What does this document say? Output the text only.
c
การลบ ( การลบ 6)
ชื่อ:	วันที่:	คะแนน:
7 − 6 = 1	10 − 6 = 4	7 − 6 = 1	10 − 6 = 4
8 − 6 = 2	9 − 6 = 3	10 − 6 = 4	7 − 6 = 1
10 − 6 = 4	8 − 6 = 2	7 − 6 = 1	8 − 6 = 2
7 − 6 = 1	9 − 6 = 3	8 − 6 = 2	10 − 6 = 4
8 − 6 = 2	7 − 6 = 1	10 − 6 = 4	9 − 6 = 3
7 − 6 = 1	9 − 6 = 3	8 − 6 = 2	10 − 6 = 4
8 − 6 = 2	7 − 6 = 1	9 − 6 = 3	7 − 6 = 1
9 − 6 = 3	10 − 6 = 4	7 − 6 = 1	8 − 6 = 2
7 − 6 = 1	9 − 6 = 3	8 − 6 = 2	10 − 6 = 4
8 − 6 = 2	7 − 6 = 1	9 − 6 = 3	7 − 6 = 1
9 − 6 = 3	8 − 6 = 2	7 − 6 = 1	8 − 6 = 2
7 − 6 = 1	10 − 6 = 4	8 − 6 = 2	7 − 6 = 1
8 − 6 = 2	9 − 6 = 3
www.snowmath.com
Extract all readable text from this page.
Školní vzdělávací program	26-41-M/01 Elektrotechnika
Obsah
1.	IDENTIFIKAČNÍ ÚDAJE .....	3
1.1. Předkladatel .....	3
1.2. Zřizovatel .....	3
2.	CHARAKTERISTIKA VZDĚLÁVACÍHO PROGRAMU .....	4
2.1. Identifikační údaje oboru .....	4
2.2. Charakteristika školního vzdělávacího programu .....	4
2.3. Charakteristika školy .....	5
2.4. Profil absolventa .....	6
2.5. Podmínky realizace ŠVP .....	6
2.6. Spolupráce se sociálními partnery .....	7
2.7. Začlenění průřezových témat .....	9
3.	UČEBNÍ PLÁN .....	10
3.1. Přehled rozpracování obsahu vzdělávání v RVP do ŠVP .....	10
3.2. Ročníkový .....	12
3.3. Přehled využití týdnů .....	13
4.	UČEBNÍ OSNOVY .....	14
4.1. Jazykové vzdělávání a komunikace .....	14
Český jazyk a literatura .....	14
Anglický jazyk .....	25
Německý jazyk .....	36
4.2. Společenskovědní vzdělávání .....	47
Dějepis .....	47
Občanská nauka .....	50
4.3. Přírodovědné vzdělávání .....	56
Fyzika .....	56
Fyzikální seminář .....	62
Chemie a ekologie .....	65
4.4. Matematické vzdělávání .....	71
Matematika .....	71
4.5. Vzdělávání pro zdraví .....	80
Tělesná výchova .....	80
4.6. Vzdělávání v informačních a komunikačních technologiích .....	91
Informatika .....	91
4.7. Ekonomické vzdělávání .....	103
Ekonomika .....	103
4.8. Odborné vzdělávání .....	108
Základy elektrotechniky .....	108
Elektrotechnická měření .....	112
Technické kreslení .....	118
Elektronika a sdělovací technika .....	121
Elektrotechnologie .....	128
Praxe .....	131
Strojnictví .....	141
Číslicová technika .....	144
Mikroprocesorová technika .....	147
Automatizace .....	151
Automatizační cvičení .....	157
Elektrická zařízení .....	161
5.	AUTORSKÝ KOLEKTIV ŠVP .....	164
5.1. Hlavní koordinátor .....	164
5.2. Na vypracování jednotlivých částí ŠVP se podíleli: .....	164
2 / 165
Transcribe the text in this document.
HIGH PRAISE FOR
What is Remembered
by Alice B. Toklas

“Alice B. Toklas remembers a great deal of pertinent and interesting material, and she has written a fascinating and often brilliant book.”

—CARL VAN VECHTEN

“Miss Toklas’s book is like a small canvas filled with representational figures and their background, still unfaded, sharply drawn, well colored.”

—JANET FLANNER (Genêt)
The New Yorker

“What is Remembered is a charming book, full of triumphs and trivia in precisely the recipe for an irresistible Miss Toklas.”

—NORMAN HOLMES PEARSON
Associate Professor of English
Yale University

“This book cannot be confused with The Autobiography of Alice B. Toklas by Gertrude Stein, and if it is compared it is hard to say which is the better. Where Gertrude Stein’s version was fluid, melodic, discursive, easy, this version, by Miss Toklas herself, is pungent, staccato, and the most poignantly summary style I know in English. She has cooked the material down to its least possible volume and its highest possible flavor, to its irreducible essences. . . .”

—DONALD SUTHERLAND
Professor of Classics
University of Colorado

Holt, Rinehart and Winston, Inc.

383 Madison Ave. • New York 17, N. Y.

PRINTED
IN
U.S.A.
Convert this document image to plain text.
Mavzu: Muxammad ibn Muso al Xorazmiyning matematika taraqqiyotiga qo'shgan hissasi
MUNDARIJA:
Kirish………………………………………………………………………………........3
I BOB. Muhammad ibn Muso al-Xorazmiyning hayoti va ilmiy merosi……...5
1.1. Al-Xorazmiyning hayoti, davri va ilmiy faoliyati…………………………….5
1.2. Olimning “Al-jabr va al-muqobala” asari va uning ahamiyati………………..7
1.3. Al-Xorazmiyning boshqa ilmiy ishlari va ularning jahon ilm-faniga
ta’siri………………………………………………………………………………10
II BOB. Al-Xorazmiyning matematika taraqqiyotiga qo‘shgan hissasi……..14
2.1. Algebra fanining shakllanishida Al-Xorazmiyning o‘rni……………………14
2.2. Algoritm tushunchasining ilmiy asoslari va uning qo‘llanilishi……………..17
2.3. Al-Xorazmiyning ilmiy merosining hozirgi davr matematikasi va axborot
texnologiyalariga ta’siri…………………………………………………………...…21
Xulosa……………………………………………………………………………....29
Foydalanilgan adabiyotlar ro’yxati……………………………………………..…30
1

Exercise brief
Return each entry from above without altering a single character.

Complete response
What does this document say? Output the text only.
c
การลบ ( การลบ 6)
ชื่อ:	วันที่:	คะแนน:
7 − 6 = 1	10 − 6 = 4	7 − 6 = 1	10 − 6 = 4
8 − 6 = 2	9 − 6 = 3	10 − 6 = 4	7 − 6 = 1
10 − 6 = 4	8 − 6 = 2	7 − 6 = 1	8 − 6 = 2
7 − 6 = 1	9 − 6 = 3	8 − 6 = 2	10 − 6 = 4
8 − 6 = 2	7 − 6 = 1	10 − 6 = 4	9 − 6 = 3
7 − 6 = 1	9 − 6 = 3	8 − 6 = 2	10 − 6 = 4
8 − 6 = 2	7 − 6 = 1	9 − 6 = 3	7 − 6 = 1
9 − 6 = 3	10 − 6 = 4	7 − 6 = 1	8 − 6 = 2
7 − 6 = 1	9 − 6 = 3	8 − 6 = 2	10 − 6 = 4
8 − 6 = 2	7 − 6 = 1	9 − 6 = 3	7 − 6 = 1
9 − 6 = 3	8 − 6 = 2	7 − 6 = 1	8 − 6 = 2
7 − 6 = 1	10 − 6 = 4	8 − 6 = 2	7 − 6 = 1
8 − 6 = 2	9 − 6 = 3
www.snowmath.com
Extract all readable text from this page.
Školní vzdělávací program	26-41-M/01 Elektrotechnika
Obsah
1.	IDENTIFIKAČNÍ ÚDAJE .....	3
1.1. Předkladatel .....	3
1.2. Zřizovatel .....	3
2.	CHARAKTERISTIKA VZDĚLÁVACÍHO PROGRAMU .....	4
2.1. Identifikační údaje oboru .....	4
2.2. Charakteristika školního vzdělávacího programu .....	4
2.3. Charakteristika školy .....	5
2.4. Profil absolventa .....	6
2.5. Podmínky realizace ŠVP .....	6
2.6. Spolupráce se sociálními partnery .....	7
2.7. Začlenění průřezových témat .....	9
3.	UČEBNÍ PLÁN .....	10
3.1. Přehled rozpracování obsahu vzdělávání v RVP do ŠVP .....	10
3.2. Ročníkový .....	12
3.3. Přehled využití týdnů .....	13
4.	UČEBNÍ OSNOVY .....	14
4.1. Jazykové vzdělávání a komunikace .....	14
Český jazyk a literatura .....	14
Anglický jazyk .....	25
Německý jazyk .....	36
4.2. Společenskovědní vzdělávání .....	47
Dějepis .....	47
Občanská nauka .....	50
4.3. Přírodovědné vzdělávání .....	56
Fyzika .....	56
Fyzikální seminář .....	62
Chemie a ekologie .....	65
4.4. Matematické vzdělávání .....	71
Matematika .....	71
4.5. Vzdělávání pro zdraví .....	80
Tělesná výchova .....	80
4.6. Vzdělávání v informačních a komunikačních technologiích .....	91
Informatika .....	91
4.7. Ekonomické vzdělávání .....	103
Ekonomika .....	103
4.8. Odborné vzdělávání .....	108
Základy elektrotechniky .....	108
Elektrotechnická měření .....	112
Technické kreslení .....	118
Elektronika a sdělovací technika .....	121
Elektrotechnologie .....	128
Praxe .....	131
Strojnictví .....	141
Číslicová technika .....	144
Mikroprocesorová technika .....	147
Automatizace .....	151
Automatizační cvičení .....	157
Elektrická zařízení .....	161
5.	AUTORSKÝ KOLEKTIV ŠVP .....	164
5.1. Hlavní koordinátor .....	164
5.2. Na vypracování jednotlivých částí ŠVP se podíleli: .....	164
2 / 165
Transcribe the text in this document.
HIGH PRAISE FOR
What is Remembered
by Alice B. Toklas

“Alice B. Toklas remembers a great deal of pertinent and interesting material, and she has written a fascinating and often brilliant book.”

—CARL VAN VECHTEN

“Miss Toklas’s book is like a small canvas filled with representational figures and their background, still unfaded, sharply drawn, well colored.”

—JANET FLANNER (Genêt)
The New Yorker

“What is Remembered is a charming book, full of triumphs and trivia in precisely the recipe for an irresistible Miss Toklas.”

—NORMAN HOLMES PEARSON
Associate Professor of English
Yale University

“This book cannot be confused with The Autobiography of Alice B. Toklas by Gertrude Stein, and if it is compared it is hard to say which is the better. Where Gertrude Stein’s version was fluid, melodic, discursive, easy, this version, by Miss Toklas herself, is pungent, staccato, and the most poignantly summary style I know in English. She has cooked the material down to its least possible volume and its highest possible flavor, to its irreducible essences. . . .”

—DONALD SUTHERLAND
Professor of Classics
University of Colorado

Holt, Rinehart and Winston, Inc.

383 Madison Ave. • New York 17, N. Y.

PRINTED
IN
U.S.A.
Convert this document image to plain text.
Mavzu: Muxammad ibn Muso al Xorazmiyning matematika taraqqiyotiga qo'shgan hissasi
MUNDARIJA:
Kirish………………………………………………………………………………........3
I BOB. Muhammad ibn Muso al-Xorazmiyning hayoti va ilmiy merosi……...5
1.1. Al-Xorazmiyning hayoti, davri va ilmiy faoliyati…………………………….5
1.2. Olimning “Al-jabr va al-muqobala” asari va uning ahamiyati………………..7
1.3. Al-Xorazmiyning boshqa ilmiy ishlari va ularning jahon ilm-faniga
ta’siri………………………………………………………………………………10
II BOB. Al-Xorazmiyning matematika taraqqiyotiga qo‘shgan hissasi……..14
2.1. Algebra fanining shakllanishida Al-Xorazmiyning o‘rni……………………14
2.2. Algoritm tushunchasining ilmiy asoslari va uning qo‘llanilishi……………..17
2.3. Al-Xorazmiyning ilmiy merosining hozirgi davr matematikasi va axborot
texnologiyalariga ta’siri…………………………………………………………...…21
Xulosa……………………………………………………………………………....29
Foydalanilgan adabiyotlar ro’yxati……………………………………………..…30
1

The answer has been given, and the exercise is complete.